REQUIREMENTS: Could you rewrite the records from the start through the line containing "- resistor R5 18K: [286, 62, 325, 112]", inclusive, replacing "supply" with "power" and leaving everything else unchanged?

RECORDS TO PROCESS:
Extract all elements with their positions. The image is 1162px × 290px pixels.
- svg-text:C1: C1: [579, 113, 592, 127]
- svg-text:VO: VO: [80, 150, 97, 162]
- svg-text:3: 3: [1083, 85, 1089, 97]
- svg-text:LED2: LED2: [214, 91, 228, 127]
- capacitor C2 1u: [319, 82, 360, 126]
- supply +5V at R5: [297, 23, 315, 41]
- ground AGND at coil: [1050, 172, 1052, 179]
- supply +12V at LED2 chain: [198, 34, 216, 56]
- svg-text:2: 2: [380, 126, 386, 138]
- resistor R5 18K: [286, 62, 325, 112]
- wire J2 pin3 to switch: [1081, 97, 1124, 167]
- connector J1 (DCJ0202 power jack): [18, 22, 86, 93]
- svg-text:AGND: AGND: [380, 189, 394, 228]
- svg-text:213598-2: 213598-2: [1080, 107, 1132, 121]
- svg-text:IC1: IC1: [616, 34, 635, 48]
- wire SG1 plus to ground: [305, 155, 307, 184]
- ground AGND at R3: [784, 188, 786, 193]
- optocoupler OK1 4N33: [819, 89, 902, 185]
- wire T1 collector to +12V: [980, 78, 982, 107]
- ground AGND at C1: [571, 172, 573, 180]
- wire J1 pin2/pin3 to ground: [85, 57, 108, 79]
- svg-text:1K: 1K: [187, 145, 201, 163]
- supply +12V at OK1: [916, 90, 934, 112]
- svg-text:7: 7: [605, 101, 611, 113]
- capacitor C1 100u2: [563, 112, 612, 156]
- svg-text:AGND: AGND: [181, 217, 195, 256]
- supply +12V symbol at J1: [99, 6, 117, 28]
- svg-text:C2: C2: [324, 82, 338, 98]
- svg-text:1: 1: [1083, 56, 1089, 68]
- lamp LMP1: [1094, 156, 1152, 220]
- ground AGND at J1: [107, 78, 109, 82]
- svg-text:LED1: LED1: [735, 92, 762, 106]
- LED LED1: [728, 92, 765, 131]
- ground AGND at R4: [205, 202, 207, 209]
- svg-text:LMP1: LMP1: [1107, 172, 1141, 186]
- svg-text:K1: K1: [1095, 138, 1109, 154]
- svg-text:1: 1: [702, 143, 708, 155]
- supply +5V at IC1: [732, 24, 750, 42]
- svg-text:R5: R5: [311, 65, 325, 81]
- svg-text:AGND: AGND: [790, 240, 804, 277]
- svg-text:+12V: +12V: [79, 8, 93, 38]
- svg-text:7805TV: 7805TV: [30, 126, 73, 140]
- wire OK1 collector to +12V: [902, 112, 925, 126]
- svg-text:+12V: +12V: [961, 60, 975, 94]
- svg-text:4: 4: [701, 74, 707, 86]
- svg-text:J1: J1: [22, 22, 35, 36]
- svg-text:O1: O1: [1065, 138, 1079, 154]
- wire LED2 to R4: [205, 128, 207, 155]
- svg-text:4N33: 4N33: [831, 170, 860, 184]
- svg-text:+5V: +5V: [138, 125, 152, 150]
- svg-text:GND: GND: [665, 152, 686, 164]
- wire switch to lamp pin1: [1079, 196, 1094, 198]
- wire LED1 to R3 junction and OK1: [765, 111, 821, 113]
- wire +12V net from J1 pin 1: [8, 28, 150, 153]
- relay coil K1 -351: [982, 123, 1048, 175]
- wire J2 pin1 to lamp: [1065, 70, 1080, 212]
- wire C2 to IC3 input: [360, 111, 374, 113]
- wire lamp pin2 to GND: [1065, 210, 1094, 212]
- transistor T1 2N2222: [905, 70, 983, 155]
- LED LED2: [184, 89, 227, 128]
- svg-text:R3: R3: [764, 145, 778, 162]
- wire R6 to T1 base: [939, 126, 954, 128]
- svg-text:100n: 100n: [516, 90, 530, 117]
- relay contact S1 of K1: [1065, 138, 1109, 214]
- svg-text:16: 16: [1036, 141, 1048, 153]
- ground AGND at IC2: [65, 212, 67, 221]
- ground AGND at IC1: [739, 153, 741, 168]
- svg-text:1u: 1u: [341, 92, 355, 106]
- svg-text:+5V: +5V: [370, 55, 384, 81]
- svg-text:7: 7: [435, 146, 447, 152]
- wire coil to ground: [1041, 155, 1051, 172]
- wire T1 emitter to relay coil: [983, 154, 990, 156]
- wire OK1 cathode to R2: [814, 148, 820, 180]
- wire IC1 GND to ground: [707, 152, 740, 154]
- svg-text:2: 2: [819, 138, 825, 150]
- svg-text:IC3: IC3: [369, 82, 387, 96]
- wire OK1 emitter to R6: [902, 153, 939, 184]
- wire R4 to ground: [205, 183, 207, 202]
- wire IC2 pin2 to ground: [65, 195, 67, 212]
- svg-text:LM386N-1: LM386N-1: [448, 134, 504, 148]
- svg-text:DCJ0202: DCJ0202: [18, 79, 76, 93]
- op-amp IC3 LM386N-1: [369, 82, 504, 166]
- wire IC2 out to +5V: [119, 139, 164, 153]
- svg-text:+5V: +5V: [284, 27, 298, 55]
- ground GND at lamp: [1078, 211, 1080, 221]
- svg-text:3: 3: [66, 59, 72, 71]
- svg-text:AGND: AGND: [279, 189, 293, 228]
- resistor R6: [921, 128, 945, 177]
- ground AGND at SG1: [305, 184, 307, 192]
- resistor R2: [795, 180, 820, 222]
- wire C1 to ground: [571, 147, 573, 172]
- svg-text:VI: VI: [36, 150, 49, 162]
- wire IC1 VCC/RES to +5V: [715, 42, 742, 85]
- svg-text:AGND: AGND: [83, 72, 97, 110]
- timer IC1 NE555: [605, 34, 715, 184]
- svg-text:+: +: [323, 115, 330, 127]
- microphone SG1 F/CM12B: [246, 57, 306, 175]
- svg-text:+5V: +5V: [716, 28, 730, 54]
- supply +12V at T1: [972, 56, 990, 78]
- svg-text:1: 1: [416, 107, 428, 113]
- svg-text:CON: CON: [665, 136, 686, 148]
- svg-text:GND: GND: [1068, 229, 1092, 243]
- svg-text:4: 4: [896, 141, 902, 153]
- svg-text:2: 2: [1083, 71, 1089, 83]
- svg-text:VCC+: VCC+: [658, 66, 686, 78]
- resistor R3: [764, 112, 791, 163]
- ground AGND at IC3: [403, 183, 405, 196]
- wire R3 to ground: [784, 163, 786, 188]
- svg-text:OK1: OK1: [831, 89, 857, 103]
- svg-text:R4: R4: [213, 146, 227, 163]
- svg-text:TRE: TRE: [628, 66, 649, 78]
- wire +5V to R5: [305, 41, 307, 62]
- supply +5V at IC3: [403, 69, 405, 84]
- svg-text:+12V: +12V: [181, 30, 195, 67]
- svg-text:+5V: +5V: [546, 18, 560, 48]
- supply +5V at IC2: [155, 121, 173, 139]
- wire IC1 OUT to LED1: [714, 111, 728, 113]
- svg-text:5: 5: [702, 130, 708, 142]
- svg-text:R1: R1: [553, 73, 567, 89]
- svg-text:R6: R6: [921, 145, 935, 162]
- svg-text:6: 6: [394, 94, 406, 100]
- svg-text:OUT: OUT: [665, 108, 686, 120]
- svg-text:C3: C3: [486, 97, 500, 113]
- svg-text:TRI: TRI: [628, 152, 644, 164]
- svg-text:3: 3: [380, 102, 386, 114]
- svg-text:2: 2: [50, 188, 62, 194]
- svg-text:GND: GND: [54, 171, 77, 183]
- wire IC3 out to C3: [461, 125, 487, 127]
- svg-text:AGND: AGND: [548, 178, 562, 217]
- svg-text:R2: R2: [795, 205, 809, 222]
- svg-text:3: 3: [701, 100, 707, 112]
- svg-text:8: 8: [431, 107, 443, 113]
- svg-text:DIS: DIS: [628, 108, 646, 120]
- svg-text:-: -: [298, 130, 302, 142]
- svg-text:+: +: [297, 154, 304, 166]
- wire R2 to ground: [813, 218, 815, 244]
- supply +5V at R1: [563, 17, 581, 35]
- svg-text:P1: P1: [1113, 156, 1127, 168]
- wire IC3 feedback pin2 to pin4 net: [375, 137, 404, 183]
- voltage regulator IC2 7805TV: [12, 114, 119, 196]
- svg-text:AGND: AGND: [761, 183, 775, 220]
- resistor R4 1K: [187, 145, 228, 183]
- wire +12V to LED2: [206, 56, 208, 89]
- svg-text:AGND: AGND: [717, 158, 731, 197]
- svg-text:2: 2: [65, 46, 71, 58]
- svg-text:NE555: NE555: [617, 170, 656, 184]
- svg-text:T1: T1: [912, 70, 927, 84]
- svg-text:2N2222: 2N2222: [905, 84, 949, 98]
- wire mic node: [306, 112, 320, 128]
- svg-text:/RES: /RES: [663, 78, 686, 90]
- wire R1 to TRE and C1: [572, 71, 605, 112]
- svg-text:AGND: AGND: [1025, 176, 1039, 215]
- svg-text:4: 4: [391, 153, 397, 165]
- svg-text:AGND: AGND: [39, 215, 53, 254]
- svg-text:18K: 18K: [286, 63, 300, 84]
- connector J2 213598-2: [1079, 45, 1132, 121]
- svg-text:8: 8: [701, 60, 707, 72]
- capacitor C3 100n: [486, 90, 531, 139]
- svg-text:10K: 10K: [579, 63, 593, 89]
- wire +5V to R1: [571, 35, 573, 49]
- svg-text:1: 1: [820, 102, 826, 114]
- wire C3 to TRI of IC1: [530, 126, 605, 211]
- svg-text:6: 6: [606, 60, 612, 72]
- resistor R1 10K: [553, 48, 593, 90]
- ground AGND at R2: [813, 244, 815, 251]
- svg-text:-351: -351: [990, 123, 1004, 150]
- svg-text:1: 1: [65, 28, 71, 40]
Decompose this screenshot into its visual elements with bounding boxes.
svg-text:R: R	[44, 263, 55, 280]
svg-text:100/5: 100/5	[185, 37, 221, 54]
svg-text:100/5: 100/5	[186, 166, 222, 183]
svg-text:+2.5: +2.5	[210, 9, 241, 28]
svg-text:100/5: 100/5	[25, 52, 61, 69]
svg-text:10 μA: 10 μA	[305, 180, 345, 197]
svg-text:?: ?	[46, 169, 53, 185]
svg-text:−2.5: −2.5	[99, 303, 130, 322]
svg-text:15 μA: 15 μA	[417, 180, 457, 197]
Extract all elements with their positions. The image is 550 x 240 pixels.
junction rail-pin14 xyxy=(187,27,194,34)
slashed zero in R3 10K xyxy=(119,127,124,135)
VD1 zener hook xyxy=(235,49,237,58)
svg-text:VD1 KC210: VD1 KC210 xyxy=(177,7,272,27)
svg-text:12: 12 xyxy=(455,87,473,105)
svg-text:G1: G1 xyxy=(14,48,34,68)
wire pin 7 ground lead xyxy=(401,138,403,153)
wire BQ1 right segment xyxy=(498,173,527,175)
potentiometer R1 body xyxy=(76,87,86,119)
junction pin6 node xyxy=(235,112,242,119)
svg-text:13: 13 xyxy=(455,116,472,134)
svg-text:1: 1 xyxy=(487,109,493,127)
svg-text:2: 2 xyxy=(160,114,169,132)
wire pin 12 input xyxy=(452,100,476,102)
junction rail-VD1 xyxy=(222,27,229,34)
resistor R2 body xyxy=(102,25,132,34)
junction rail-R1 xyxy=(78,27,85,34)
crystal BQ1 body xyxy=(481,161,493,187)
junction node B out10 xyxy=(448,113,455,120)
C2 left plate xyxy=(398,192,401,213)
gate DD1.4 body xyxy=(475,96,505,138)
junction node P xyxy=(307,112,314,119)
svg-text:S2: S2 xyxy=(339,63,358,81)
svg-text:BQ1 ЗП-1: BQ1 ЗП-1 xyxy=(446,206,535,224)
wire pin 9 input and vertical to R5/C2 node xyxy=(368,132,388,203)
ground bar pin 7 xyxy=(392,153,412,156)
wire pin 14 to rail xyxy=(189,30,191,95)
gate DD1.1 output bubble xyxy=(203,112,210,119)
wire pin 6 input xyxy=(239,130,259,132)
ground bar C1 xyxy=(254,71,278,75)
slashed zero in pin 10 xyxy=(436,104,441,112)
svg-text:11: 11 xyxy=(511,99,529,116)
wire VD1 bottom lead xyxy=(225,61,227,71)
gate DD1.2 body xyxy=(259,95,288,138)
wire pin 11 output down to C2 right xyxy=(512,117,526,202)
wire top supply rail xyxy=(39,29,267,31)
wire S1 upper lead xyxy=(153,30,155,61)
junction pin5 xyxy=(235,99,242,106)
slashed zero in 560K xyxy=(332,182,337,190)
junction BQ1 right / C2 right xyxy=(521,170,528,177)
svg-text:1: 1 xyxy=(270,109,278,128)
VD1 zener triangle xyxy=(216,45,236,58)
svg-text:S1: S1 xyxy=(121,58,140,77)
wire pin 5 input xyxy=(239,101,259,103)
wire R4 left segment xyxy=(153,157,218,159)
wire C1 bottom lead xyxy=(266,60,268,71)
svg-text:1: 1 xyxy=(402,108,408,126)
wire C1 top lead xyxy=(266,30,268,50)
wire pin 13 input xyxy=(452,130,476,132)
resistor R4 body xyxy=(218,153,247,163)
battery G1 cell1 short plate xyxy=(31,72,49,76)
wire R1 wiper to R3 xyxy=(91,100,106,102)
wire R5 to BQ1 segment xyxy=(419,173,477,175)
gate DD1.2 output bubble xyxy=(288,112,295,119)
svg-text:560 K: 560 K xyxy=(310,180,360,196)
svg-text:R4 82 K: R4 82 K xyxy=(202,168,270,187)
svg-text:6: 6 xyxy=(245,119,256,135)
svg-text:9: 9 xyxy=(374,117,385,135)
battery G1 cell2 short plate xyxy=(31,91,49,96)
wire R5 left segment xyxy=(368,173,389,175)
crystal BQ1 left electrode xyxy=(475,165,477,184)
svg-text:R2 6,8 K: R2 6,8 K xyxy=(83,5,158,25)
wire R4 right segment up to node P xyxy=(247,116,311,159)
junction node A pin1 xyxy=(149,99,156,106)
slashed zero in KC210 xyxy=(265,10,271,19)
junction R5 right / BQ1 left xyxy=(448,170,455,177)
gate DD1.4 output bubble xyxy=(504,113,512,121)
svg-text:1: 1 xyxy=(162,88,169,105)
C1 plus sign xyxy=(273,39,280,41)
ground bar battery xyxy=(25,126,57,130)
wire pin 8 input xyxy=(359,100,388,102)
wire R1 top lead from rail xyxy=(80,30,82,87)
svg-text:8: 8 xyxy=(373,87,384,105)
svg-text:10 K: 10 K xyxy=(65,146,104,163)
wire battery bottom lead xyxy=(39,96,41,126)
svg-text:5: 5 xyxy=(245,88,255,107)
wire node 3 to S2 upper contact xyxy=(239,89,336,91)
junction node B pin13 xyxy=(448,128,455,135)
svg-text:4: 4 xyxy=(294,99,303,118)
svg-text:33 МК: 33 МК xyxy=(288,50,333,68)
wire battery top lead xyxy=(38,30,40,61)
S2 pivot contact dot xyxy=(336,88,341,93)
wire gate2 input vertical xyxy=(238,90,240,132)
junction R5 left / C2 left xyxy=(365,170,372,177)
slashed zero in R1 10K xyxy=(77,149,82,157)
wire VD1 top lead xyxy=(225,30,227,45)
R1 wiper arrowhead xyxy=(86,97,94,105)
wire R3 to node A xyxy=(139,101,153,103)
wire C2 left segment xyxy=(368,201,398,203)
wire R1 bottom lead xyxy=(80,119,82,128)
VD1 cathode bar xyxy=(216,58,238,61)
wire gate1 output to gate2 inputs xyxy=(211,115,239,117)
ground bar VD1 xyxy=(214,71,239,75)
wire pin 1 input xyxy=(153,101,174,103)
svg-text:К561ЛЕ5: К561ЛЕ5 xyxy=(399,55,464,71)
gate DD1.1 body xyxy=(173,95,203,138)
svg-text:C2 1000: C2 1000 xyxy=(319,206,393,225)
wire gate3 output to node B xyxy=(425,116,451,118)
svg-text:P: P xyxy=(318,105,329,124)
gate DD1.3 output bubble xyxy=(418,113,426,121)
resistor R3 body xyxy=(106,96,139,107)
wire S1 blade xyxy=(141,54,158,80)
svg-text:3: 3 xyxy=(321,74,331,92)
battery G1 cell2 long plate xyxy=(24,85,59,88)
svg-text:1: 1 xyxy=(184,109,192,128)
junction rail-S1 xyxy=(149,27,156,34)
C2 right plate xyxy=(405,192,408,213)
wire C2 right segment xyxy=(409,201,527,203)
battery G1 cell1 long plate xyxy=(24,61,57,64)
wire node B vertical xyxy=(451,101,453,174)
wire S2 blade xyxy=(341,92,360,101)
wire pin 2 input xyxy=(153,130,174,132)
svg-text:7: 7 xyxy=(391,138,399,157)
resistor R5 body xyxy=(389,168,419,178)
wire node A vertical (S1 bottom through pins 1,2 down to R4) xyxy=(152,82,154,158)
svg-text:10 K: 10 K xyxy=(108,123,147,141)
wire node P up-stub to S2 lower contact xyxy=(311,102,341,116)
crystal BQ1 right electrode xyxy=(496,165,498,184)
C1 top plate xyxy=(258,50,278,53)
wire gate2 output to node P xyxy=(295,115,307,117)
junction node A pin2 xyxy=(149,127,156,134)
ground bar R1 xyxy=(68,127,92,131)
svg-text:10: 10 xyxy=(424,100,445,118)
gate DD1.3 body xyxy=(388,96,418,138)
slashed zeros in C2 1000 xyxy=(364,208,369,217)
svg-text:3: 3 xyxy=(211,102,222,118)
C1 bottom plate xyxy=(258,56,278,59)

THE SOLUTION:
Extract all elements with their positions. The image is 1162px × 290px pixels.
- svg-text:C1: C1: [579, 113, 592, 127]
- svg-text:VO: VO: [80, 150, 97, 162]
- svg-text:3: 3: [1083, 85, 1089, 97]
- svg-text:LED2: LED2: [214, 91, 228, 127]
- capacitor C2 1u: [319, 82, 360, 126]
- power +5V at R5: [297, 23, 315, 41]
- ground AGND at coil: [1050, 172, 1052, 179]
- power +12V at LED2 chain: [198, 34, 216, 56]
- svg-text:2: 2: [380, 126, 386, 138]
- resistor R5 18K: [286, 62, 325, 112]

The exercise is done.